What needs to be done: Present the records below as a Markdown table with the columns Row and Line. Number each line in Row, put its text in Line, and skip any blank lines.

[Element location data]

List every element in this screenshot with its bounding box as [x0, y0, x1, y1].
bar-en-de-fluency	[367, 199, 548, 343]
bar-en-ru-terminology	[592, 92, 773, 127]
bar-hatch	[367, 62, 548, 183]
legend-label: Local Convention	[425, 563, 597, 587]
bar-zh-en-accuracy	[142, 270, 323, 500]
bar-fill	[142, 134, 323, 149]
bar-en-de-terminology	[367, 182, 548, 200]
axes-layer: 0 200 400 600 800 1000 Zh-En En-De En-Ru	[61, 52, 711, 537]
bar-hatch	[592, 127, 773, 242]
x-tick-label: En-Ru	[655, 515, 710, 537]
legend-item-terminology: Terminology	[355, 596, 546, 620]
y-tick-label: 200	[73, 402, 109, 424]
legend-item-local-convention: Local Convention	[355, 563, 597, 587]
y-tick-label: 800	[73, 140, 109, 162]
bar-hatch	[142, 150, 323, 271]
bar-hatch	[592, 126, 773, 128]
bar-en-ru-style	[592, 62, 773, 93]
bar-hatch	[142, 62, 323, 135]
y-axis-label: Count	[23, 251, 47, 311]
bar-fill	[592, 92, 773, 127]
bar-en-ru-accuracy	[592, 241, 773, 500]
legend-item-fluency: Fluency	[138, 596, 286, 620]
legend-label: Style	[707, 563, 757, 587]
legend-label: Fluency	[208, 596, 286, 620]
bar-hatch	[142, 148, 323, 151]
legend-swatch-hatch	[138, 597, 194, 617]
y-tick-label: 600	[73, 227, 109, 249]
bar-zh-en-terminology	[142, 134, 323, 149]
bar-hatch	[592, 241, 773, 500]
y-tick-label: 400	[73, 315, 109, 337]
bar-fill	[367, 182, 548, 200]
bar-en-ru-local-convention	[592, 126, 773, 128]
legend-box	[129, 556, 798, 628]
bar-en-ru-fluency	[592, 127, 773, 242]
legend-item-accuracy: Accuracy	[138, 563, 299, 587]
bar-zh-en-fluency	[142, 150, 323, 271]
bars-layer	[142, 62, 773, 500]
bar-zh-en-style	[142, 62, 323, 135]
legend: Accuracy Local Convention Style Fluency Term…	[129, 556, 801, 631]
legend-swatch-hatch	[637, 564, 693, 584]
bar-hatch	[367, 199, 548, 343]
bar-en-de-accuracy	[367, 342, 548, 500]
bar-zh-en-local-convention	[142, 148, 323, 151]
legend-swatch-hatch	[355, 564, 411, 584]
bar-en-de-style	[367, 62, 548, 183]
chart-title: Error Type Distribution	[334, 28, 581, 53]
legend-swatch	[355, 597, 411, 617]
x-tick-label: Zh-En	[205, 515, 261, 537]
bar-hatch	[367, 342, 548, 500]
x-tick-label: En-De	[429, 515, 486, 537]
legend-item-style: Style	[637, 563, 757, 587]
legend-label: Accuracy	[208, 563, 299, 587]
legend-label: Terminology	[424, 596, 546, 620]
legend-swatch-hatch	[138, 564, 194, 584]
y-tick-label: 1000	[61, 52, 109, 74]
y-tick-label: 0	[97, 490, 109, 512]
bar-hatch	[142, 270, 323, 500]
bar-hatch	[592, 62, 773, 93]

Full answer:
| Row | Line |
|---|---|
| 1 | List every element in this screenshot with its bounding box as [x0, y0, x1, y1]. |
| 2 | bar-en-de-fluency	[367, 199, 548, 343] |
| 3 | bar-en-ru-terminology	[592, 92, 773, 127] |
| 4 | bar-hatch	[367, 62, 548, 183] |
| 5 | legend-label: Local Convention	[425, 563, 597, 587] |
| 6 | bar-zh-en-accuracy	[142, 270, 323, 500] |
| 7 | bar-fill	[142, 134, 323, 149] |
| 8 | bar-en-de-terminology	[367, 182, 548, 200] |
| 9 | axes-layer: 0 200 400 600 800 1000 Zh-En En-De En-Ru	[61, 52, 711, 537] |
| 10 | bar-hatch	[592, 127, 773, 242] |
| 11 | x-tick-label: En-Ru	[655, 515, 710, 537] |
| 12 | legend-item-terminology: Terminology	[355, 596, 546, 620] |
| 13 | y-tick-label: 200	[73, 402, 109, 424] |
| 14 | legend-item-local-convention: Local Convention	[355, 563, 597, 587] |
| 15 | y-tick-label: 800	[73, 140, 109, 162] |
| 16 | bar-hatch	[142, 150, 323, 271] |
| 17 | bar-hatch	[592, 126, 773, 128] |
| 18 | bar-en-ru-style	[592, 62, 773, 93] |
| 19 | bar-hatch	[142, 62, 323, 135] |
| 20 | y-axis-label: Count	[23, 251, 47, 311] |
| 21 | bar-fill	[592, 92, 773, 127] |
| 22 | bar-en-ru-accuracy	[592, 241, 773, 500] |
| 23 | legend-item-fluency: Fluency	[138, 596, 286, 620] |
| 24 | legend-label: Style	[707, 563, 757, 587] |
| 25 | legend-label: Fluency	[208, 596, 286, 620] |
| 26 | bar-hatch	[142, 148, 323, 151] |
| 27 | legend-swatch-hatch	[138, 597, 194, 617] |
| 28 | y-tick-label: 600	[73, 227, 109, 249] |
| 29 | bar-zh-en-terminology	[142, 134, 323, 149] |
| 30 | bar-hatch	[592, 241, 773, 500] |
| 31 | y-tick-label: 400	[73, 315, 109, 337] |
| 32 | bar-fill	[367, 182, 548, 200] |
| 33 | bar-en-ru-local-convention	[592, 126, 773, 128] |
| 34 | legend-box	[129, 556, 798, 628] |
| 35 | bar-en-ru-fluency	[592, 127, 773, 242] |
| 36 | legend-item-accuracy: Accuracy	[138, 563, 299, 587] |
| 37 | bar-zh-en-fluency	[142, 150, 323, 271] |
| 38 | bars-layer	[142, 62, 773, 500] |
| 39 | bar-zh-en-style	[142, 62, 323, 135] |
| 40 | legend: Accuracy Local Convention Style Fluency Term…	[129, 556, 801, 631] |
| 41 | legend-swatch-hatch	[637, 564, 693, 584] |
| 42 | bar-hatch	[367, 199, 548, 343] |
| 43 | bar-en-de-accuracy	[367, 342, 548, 500] |
| 44 | bar-zh-en-local-convention	[142, 148, 323, 151] |
| 45 | legend-swatch-hatch	[355, 564, 411, 584] |
| 46 | bar-en-de-style	[367, 62, 548, 183] |
| 47 | chart-title: Error Type Distribution	[334, 28, 581, 53] |
| 48 | legend-swatch	[355, 597, 411, 617] |
| 49 | x-tick-label: Zh-En	[205, 515, 261, 537] |
| 50 | bar-hatch	[367, 342, 548, 500] |
| 51 | x-tick-label: En-De	[429, 515, 486, 537] |
| 52 | legend-item-style: Style	[637, 563, 757, 587] |
| 53 | legend-label: Accuracy	[208, 563, 299, 587] |
| 54 | legend-label: Terminology	[424, 596, 546, 620] |
| 55 | legend-swatch-hatch	[138, 564, 194, 584] |
| 56 | y-tick-label: 1000	[61, 52, 109, 74] |
| 57 | y-tick-label: 0	[97, 490, 109, 512] |
| 58 | bar-hatch	[142, 270, 323, 500] |
| 59 | bar-hatch	[592, 62, 773, 93] |